■ Your goal: Print every entry word for word, but omit the pictures.

(A run of records)
§ §

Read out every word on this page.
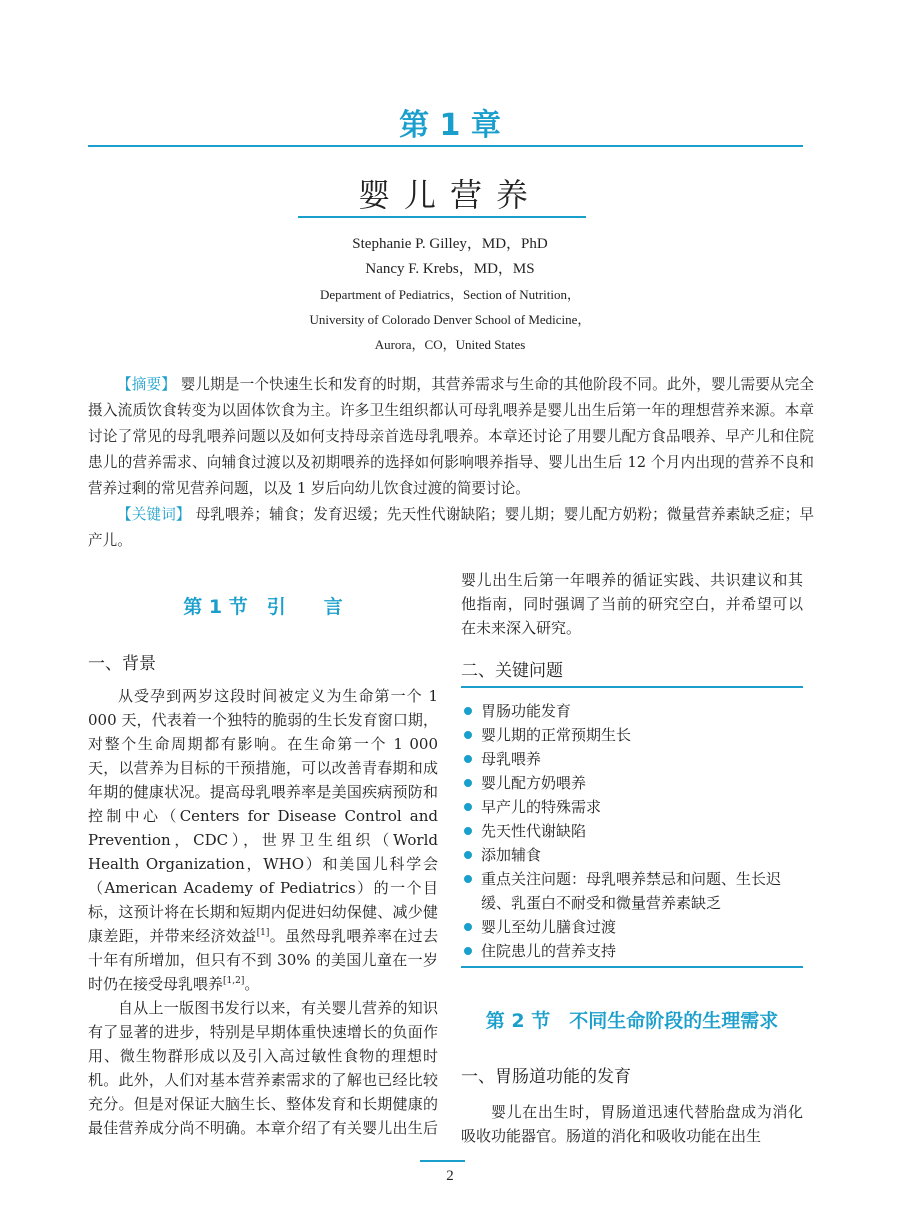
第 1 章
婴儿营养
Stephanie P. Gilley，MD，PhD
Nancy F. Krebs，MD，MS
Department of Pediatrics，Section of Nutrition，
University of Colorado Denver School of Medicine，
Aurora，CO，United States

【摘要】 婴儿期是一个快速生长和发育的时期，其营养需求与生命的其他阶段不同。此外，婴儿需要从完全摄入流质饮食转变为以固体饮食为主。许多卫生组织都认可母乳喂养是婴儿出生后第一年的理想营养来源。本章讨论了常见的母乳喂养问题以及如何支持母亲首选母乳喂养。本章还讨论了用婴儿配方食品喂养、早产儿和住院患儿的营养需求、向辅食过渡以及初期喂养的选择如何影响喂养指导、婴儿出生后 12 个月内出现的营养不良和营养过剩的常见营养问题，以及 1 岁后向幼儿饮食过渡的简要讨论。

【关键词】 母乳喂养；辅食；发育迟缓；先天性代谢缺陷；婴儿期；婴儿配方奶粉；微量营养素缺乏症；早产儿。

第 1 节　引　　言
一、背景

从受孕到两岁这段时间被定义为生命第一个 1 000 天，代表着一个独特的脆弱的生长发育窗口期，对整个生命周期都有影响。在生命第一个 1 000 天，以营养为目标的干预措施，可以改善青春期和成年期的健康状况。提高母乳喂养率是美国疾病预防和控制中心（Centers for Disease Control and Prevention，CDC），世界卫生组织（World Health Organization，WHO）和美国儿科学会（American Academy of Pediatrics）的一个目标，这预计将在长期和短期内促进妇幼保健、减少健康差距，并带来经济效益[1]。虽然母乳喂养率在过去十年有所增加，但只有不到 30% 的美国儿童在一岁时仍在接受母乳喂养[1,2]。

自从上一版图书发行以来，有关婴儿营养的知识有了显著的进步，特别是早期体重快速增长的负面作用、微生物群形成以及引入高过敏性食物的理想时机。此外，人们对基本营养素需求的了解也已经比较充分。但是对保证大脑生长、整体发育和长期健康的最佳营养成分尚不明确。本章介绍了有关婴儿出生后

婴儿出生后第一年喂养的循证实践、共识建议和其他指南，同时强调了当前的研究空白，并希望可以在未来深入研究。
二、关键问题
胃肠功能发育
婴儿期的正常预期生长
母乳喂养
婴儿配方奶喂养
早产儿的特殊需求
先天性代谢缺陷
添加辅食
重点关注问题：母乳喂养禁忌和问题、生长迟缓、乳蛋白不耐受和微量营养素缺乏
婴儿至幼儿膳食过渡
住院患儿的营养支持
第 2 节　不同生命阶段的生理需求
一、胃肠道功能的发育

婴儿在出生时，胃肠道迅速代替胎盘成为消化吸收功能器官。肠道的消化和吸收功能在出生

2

§ §

■ Response to this exercise:
Read out every word on this page.
第 1 章
婴儿营养
Stephanie P. Gilley，MD，PhD
Nancy F. Krebs，MD，MS
Department of Pediatrics，Section of Nutrition，
University of Colorado Denver School of Medicine，
Aurora，CO，United States

【摘要】 婴儿期是一个快速生长和发育的时期，其营养需求与生命的其他阶段不同。此外，婴儿需要从完全摄入流质饮食转变为以固体饮食为主。许多卫生组织都认可母乳喂养是婴儿出生后第一年的理想营养来源。本章讨论了常见的母乳喂养问题以及如何支持母亲首选母乳喂养。本章还讨论了用婴儿配方食品喂养、早产儿和住院患儿的营养需求、向辅食过渡以及初期喂养的选择如何影响喂养指导、婴儿出生后 12 个月内出现的营养不良和营养过剩的常见营养问题，以及 1 岁后向幼儿饮食过渡的简要讨论。

【关键词】 母乳喂养；辅食；发育迟缓；先天性代谢缺陷；婴儿期；婴儿配方奶粉；微量营养素缺乏症；早产儿。

第 1 节　引　　言
一、背景

从受孕到两岁这段时间被定义为生命第一个 1 000 天，代表着一个独特的脆弱的生长发育窗口期，对整个生命周期都有影响。在生命第一个 1 000 天，以营养为目标的干预措施，可以改善青春期和成年期的健康状况。提高母乳喂养率是美国疾病预防和控制中心（Centers for Disease Control and Prevention，CDC），世界卫生组织（World Health Organization，WHO）和美国儿科学会（American Academy of Pediatrics）的一个目标，这预计将在长期和短期内促进妇幼保健、减少健康差距，并带来经济效益[1]。虽然母乳喂养率在过去十年有所增加，但只有不到 30% 的美国儿童在一岁时仍在接受母乳喂养[1,2]。

自从上一版图书发行以来，有关婴儿营养的知识有了显著的进步，特别是早期体重快速增长的负面作用、微生物群形成以及引入高过敏性食物的理想时机。此外，人们对基本营养素需求的了解也已经比较充分。但是对保证大脑生长、整体发育和长期健康的最佳营养成分尚不明确。本章介绍了有关婴儿出生后

婴儿出生后第一年喂养的循证实践、共识建议和其他指南，同时强调了当前的研究空白，并希望可以在未来深入研究。
二、关键问题
胃肠功能发育
婴儿期的正常预期生长
母乳喂养
婴儿配方奶喂养
早产儿的特殊需求
先天性代谢缺陷
添加辅食
重点关注问题：母乳喂养禁忌和问题、生长迟缓、乳蛋白不耐受和微量营养素缺乏
婴儿至幼儿膳食过渡
住院患儿的营养支持
第 2 节　不同生命阶段的生理需求
一、胃肠道功能的发育

婴儿在出生时，胃肠道迅速代替胎盘成为消化吸收功能器官。肠道的消化和吸收功能在出生

2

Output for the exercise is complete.